» What the task asks:
Give the count of lines in the data that include the string "scorbut", with no added remarks.

Dataset records:
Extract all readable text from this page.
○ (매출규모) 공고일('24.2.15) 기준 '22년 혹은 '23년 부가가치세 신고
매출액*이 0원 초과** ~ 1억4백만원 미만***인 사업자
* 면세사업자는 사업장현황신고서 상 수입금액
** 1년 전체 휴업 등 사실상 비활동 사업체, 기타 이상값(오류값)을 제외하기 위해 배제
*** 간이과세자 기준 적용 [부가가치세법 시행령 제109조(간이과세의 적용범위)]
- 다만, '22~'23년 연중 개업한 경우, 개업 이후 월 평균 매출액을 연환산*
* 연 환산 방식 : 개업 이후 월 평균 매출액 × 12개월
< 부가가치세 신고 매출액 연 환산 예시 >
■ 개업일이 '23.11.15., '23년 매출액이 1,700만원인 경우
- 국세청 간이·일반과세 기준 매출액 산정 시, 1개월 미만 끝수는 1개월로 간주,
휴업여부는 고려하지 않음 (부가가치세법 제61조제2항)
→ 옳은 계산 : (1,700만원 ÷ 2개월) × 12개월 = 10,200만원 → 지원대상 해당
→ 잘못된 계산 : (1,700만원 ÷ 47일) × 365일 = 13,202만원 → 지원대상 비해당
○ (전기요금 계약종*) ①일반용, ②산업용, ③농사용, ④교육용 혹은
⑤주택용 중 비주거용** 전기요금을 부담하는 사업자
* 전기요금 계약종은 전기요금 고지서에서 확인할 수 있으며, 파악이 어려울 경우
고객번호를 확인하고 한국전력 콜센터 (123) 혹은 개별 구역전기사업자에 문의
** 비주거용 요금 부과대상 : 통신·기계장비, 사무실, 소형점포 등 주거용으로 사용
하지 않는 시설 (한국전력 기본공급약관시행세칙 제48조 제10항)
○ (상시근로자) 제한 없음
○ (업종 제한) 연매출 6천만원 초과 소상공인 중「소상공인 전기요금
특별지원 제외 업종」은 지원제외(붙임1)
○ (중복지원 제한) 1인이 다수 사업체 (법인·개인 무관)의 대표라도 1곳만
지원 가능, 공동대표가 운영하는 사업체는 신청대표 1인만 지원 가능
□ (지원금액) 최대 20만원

--

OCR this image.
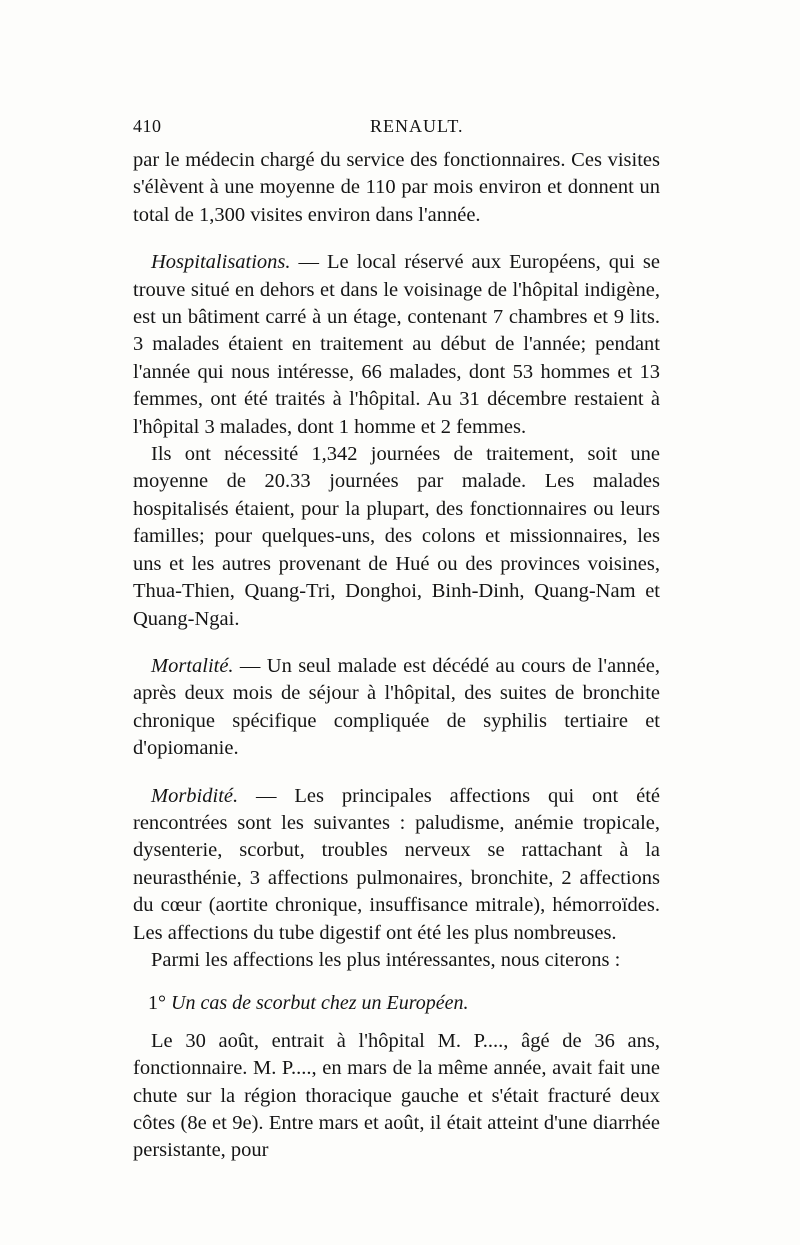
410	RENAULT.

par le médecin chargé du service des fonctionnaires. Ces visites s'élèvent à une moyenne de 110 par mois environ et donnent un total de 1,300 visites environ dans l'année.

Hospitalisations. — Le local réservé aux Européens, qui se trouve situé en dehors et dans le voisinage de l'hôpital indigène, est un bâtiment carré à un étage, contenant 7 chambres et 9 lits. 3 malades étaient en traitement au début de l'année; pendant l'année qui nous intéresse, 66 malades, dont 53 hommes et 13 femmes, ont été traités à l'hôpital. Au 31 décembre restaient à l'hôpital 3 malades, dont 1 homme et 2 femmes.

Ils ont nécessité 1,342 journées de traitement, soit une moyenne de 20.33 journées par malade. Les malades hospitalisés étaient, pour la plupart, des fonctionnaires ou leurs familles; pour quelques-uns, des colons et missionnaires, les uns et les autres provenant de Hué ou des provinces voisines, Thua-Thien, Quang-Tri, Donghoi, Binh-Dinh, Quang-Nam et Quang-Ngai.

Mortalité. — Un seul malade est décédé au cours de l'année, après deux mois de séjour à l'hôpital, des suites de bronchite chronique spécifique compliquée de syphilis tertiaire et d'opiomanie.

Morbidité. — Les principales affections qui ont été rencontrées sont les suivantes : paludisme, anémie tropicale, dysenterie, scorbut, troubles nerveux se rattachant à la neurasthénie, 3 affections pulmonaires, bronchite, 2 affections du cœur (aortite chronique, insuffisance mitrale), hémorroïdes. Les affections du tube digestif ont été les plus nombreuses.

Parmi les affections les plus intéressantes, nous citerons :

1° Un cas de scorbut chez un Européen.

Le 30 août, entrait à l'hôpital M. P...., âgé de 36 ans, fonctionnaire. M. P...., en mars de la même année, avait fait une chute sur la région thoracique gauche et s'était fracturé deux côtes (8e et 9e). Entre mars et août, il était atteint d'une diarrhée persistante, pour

» Answer to this task:
2